• [Written problem]: Leave the pictures out, and retype all of the material exactly as written.

• [Information given]:
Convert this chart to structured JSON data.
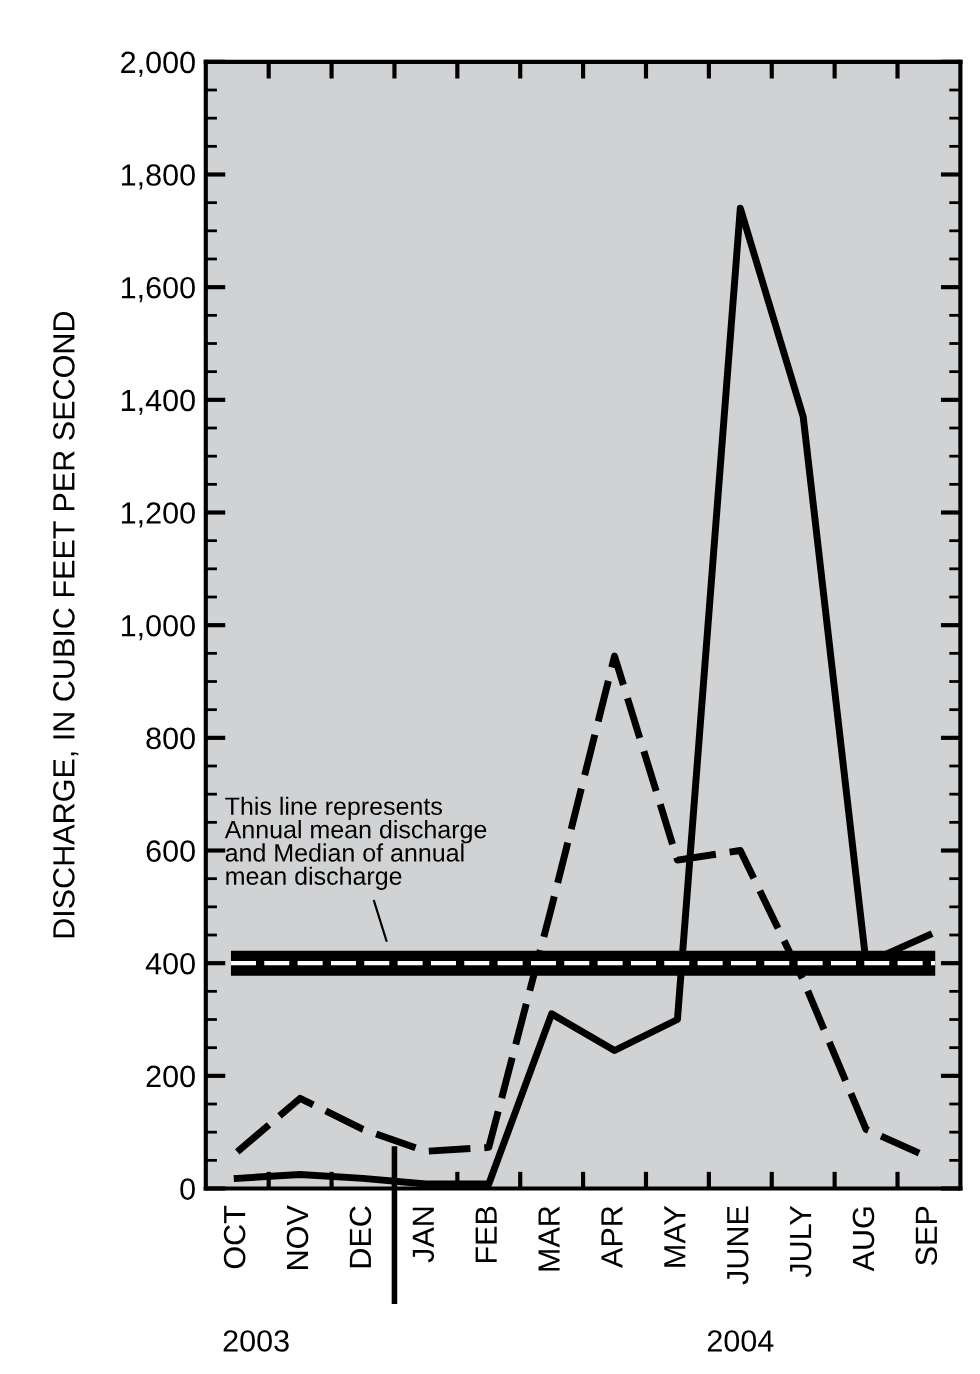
{
  "chart_data": {
    "type": "line",
    "ylabel": "DISCHARGE, IN CUBIC FEET PER SECOND",
    "categories": [
      "OCT",
      "NOV",
      "DEC",
      "JAN",
      "FEB",
      "MAR",
      "APR",
      "MAY",
      "JUNE",
      "JULY",
      "AUG",
      "SEP"
    ],
    "series": [
      {
        "color": "#000000",
        "line_style": "solid",
        "values": [
          18,
          25,
          18,
          8,
          8,
          310,
          245,
          300,
          1740,
          1370,
          400,
          450
        ]
      },
      {
        "color": "#000000",
        "line_style": "dashed",
        "values": [
          65,
          160,
          105,
          66,
          73,
          500,
          945,
          583,
          600,
          370,
          105,
          55
        ]
      }
    ],
    "ylim": [
      0,
      2000
    ],
    "yticks": [
      0,
      200,
      400,
      600,
      800,
      {
        "value": 1000,
        "label": "1,000"
      },
      {
        "value": 1200,
        "label": "1,200"
      },
      {
        "value": 1400,
        "label": "1,400"
      },
      {
        "value": 1600,
        "label": "1,600"
      },
      {
        "value": 1800,
        "label": "1,800"
      },
      {
        "value": 2000,
        "label": "2,000"
      }
    ],
    "ref_lines": [
      {
        "axis": "y",
        "value": 400,
        "color": "#000000",
        "line_style": "solid"
      },
      {
        "axis": "y",
        "value": 400,
        "color": "#ffffff",
        "line_style": "dashed"
      }
    ],
    "annotations": [
      "This line represents\nAnnual mean discharge\nand Median of annual\nmean discharge",
      "2003",
      "2004"
    ],
    "grid": false
  }
}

• [Response to this exercise]:
Convert this chart to structured JSON data.
{
  "chart_data": {
    "type": "line",
    "ylabel": "DISCHARGE, IN CUBIC FEET PER SECOND",
    "categories": [
      "OCT",
      "NOV",
      "DEC",
      "JAN",
      "FEB",
      "MAR",
      "APR",
      "MAY",
      "JUNE",
      "JULY",
      "AUG",
      "SEP"
    ],
    "series": [
      {
        "color": "#000000",
        "line_style": "solid",
        "values": [
          18,
          25,
          18,
          8,
          8,
          310,
          245,
          300,
          1740,
          1370,
          400,
          450
        ]
      },
      {
        "color": "#000000",
        "line_style": "dashed",
        "values": [
          65,
          160,
          105,
          66,
          73,
          500,
          945,
          583,
          600,
          370,
          105,
          55
        ]
      }
    ],
    "ylim": [
      0,
      2000
    ],
    "yticks": [
      0,
      200,
      400,
      600,
      800,
      {
        "value": 1000,
        "label": "1,000"
      },
      {
        "value": 1200,
        "label": "1,200"
      },
      {
        "value": 1400,
        "label": "1,400"
      },
      {
        "value": 1600,
        "label": "1,600"
      },
      {
        "value": 1800,
        "label": "1,800"
      },
      {
        "value": 2000,
        "label": "2,000"
      }
    ],
    "ref_lines": [
      {
        "axis": "y",
        "value": 400,
        "color": "#000000",
        "line_style": "solid"
      },
      {
        "axis": "y",
        "value": 400,
        "color": "#ffffff",
        "line_style": "dashed"
      }
    ],
    "annotations": [
      "This line represents\nAnnual mean discharge\nand Median of annual\nmean discharge",
      "2003",
      "2004"
    ],
    "grid": false
  }
}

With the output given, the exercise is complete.